- Written exercise: Skip the pictures and extract all of the lines exactly as written.

- Dataset excerpts:
BEGIN

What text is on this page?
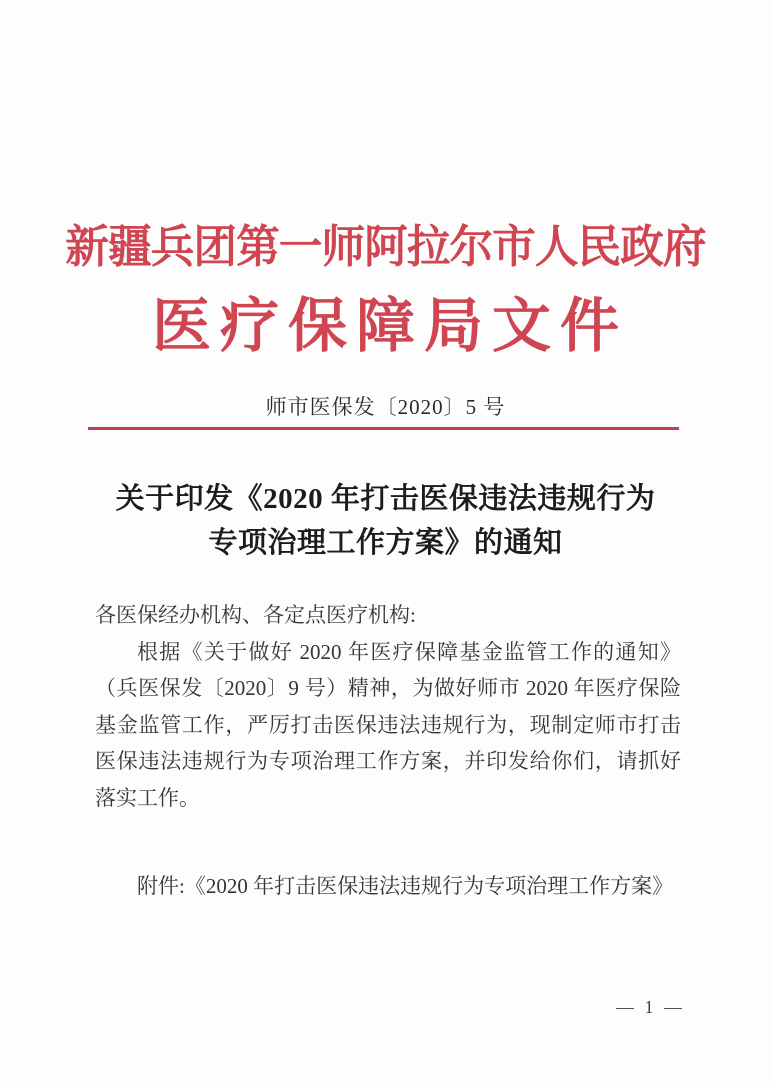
新疆兵团第一师阿拉尔市人民政府
医疗保障局文件
师市医保发〔2020〕5 号
关于印发《2020 年打击医保违法违规行为
专项治理工作方案》的通知

各医保经办机构、各定点医疗机构:

根据《关于做好 2020 年医疗保障基金监管工作的通知》（兵医保发〔2020〕9 号）精神，为做好师市 2020 年医疗保险基金监管工作，严厉打击医保违法违规行为，现制定师市打击医保违法违规行为专项治理工作方案，并印发给你们，请抓好落实工作。

附件:《2020 年打击医保违法违规行为专项治理工作方案》

— 1 —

END

- Result of the task:
What text is on this page?
新疆兵团第一师阿拉尔市人民政府
医疗保障局文件
师市医保发〔2020〕5 号
关于印发《2020 年打击医保违法违规行为
专项治理工作方案》的通知

各医保经办机构、各定点医疗机构:

根据《关于做好 2020 年医疗保障基金监管工作的通知》（兵医保发〔2020〕9 号）精神，为做好师市 2020 年医疗保险基金监管工作，严厉打击医保违法违规行为，现制定师市打击医保违法违规行为专项治理工作方案，并印发给你们，请抓好落实工作。

附件:《2020 年打击医保违法违规行为专项治理工作方案》

— 1 —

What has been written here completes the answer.